((

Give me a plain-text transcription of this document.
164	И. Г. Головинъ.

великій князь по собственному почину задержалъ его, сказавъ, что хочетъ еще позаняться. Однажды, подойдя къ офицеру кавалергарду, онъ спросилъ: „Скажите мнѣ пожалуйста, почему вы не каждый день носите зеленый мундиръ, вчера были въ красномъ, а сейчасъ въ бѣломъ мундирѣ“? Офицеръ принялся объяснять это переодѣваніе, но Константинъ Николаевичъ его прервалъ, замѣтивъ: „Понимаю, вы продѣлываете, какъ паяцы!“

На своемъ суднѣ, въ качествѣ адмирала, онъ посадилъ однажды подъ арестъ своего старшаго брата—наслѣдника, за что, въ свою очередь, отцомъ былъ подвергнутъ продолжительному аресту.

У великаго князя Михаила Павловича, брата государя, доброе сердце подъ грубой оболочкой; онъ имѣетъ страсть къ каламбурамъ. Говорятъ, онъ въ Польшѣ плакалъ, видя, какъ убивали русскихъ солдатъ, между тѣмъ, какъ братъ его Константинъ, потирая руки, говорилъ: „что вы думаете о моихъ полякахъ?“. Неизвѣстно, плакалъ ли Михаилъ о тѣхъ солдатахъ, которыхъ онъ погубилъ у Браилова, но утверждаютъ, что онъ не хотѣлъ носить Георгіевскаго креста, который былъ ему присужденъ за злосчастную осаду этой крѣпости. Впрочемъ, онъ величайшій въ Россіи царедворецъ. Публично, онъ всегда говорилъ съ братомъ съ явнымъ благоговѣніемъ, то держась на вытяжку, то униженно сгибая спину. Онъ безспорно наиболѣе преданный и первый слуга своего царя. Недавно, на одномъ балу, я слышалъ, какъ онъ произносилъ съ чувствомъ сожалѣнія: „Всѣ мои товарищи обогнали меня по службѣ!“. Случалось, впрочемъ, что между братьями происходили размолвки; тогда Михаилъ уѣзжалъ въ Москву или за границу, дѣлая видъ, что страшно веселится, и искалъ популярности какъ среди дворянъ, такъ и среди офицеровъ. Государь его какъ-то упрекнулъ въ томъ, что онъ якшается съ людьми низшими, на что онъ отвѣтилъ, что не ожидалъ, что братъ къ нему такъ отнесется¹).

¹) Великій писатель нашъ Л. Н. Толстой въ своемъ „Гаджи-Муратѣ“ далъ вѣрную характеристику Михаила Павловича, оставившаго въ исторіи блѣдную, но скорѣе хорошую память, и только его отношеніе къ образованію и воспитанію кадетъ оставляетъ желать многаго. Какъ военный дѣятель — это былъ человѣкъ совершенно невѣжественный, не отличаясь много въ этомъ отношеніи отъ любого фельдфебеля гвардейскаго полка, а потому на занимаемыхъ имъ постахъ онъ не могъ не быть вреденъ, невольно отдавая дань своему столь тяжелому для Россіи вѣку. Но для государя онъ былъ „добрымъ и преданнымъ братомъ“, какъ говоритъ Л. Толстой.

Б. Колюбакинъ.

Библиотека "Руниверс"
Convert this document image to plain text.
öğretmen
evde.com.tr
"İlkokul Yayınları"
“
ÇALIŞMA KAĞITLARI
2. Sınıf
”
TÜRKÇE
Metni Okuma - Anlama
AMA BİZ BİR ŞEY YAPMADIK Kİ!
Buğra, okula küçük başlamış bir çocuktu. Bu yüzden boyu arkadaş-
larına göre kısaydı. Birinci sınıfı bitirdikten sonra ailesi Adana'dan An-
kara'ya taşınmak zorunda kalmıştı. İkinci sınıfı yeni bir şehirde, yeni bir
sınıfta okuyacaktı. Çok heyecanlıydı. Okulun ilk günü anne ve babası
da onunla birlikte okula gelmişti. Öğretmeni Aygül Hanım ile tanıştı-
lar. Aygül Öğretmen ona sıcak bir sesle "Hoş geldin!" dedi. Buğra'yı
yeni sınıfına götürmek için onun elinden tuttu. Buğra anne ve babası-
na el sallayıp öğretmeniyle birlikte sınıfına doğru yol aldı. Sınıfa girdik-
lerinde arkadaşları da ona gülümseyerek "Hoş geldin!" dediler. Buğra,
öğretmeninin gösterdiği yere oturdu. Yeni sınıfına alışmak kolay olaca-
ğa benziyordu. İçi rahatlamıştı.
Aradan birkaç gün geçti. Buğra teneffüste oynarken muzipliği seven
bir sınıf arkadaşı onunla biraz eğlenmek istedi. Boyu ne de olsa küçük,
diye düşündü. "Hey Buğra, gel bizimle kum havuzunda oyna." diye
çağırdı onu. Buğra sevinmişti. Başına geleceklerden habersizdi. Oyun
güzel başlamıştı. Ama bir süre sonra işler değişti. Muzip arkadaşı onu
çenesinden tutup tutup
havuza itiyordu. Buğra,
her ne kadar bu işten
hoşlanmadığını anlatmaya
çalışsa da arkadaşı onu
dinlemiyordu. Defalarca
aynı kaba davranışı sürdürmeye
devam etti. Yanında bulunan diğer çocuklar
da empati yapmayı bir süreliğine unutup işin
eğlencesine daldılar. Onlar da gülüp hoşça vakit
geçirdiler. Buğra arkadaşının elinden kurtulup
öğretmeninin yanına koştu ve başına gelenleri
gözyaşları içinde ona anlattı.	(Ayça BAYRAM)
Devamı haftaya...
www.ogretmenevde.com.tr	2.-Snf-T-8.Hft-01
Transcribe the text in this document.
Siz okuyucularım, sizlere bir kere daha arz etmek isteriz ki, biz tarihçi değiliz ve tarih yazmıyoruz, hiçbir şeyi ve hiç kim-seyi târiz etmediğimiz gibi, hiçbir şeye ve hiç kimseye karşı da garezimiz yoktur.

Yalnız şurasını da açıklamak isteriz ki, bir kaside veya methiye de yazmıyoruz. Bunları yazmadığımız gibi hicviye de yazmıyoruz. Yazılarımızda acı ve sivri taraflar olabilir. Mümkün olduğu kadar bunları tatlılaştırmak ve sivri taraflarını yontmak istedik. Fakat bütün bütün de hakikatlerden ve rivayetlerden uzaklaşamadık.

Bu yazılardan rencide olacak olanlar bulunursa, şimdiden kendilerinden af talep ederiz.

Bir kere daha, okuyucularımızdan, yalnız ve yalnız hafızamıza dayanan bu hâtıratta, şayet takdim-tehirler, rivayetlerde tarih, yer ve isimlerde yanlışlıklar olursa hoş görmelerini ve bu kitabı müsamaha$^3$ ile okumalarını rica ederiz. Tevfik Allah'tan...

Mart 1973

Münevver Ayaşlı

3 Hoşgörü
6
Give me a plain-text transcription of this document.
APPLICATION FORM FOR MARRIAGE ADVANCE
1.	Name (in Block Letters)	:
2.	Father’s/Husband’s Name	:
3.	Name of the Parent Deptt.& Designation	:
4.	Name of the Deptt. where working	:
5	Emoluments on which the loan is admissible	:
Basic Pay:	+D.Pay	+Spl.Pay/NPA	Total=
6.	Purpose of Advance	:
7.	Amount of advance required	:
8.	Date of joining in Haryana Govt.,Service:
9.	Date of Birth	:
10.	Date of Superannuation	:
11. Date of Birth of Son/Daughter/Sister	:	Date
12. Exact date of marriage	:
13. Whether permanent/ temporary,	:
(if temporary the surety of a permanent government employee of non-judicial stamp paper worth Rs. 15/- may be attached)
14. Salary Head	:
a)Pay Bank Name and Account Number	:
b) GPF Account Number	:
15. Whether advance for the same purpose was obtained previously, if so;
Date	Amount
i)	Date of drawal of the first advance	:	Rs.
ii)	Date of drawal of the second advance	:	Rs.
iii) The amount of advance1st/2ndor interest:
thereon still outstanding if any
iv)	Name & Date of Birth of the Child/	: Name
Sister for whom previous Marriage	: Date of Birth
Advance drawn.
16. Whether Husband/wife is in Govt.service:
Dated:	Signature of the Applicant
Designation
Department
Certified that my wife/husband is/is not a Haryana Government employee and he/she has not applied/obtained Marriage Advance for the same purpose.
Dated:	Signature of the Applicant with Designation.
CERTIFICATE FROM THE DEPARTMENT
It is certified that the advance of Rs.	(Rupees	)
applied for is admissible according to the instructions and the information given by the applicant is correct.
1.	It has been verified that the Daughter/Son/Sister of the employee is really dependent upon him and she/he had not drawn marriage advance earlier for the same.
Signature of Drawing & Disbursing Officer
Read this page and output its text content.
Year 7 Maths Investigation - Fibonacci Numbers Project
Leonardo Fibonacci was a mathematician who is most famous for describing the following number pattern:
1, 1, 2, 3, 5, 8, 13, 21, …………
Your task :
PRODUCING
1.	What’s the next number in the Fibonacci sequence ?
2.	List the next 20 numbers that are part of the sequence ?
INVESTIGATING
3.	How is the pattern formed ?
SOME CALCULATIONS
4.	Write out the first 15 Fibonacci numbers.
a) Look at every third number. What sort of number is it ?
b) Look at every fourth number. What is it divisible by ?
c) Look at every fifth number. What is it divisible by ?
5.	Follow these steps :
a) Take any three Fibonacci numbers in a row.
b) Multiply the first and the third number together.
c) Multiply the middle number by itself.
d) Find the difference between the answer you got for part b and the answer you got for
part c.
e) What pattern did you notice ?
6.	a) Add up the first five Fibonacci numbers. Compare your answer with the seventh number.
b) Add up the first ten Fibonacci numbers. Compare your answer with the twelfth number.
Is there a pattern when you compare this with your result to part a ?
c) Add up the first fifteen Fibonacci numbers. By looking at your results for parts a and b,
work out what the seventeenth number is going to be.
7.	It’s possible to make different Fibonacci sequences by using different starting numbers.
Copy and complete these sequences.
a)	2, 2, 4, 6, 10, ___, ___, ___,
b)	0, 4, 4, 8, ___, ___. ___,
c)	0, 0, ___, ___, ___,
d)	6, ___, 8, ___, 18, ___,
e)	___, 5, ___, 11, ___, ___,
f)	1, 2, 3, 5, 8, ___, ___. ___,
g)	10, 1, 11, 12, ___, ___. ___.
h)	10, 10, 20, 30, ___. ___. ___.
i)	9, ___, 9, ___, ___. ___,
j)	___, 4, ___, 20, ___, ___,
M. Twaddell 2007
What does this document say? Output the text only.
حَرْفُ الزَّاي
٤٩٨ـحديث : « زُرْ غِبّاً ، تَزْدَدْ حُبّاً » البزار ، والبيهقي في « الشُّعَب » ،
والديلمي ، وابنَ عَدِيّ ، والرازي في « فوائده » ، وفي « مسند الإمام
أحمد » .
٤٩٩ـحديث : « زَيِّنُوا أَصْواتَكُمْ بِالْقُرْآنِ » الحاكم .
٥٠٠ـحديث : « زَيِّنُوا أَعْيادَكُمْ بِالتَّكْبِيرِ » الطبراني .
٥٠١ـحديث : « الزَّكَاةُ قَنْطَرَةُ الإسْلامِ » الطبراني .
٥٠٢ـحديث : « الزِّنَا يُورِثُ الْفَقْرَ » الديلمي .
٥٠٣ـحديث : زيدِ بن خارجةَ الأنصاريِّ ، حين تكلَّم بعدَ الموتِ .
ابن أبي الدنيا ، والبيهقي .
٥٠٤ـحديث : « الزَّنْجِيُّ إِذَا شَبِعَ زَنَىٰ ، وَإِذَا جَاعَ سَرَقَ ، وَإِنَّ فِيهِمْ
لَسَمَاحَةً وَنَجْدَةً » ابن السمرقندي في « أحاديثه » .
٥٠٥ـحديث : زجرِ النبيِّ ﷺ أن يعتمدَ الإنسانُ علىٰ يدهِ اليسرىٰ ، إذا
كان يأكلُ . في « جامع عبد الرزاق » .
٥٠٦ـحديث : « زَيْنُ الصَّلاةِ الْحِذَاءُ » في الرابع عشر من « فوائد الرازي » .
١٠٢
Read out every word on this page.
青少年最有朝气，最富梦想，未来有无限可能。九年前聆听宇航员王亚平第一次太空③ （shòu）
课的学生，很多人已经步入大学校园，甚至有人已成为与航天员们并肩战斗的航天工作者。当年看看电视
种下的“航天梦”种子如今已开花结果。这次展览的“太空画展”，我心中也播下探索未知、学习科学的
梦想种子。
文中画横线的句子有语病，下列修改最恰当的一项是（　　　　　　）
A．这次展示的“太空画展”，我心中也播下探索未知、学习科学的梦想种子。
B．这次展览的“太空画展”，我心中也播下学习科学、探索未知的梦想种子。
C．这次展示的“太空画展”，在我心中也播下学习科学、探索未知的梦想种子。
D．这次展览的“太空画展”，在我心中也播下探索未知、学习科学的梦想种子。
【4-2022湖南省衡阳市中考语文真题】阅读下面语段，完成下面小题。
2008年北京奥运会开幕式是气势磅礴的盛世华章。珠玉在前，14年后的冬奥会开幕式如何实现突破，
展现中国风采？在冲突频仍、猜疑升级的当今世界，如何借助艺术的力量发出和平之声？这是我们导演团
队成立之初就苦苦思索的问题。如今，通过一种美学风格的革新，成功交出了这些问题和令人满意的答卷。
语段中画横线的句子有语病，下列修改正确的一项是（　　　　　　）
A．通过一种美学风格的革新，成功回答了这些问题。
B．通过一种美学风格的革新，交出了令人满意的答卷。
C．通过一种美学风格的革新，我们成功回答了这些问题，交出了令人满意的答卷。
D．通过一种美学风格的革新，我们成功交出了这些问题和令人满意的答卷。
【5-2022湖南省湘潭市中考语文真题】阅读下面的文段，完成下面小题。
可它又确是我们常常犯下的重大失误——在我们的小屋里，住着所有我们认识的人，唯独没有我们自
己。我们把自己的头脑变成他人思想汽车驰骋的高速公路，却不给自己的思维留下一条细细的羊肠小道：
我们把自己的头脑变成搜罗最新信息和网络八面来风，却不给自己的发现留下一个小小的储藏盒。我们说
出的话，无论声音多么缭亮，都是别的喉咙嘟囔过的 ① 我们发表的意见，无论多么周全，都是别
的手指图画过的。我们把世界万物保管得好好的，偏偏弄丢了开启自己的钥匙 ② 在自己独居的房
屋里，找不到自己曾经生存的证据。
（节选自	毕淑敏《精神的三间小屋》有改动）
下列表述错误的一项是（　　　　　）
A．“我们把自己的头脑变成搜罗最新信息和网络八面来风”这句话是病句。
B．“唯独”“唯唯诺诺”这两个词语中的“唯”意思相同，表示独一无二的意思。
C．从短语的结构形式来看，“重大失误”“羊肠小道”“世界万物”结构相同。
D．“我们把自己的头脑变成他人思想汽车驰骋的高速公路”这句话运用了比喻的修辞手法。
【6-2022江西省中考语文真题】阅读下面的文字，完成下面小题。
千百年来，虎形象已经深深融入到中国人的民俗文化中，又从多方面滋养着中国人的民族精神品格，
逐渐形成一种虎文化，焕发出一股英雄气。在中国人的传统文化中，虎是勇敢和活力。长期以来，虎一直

))

= EXERCISE REQUIREMENTS =
Scan the material above. Copy each line that holds the word "applied".

= TASK SOLUTION =
Certified that my wife/husband is/is not a Haryana Government employee and he/she has not applied/obtained Marriage Advance for the same purpose.
applied for is admissible according to the instructions and the information given by the applicant is correct.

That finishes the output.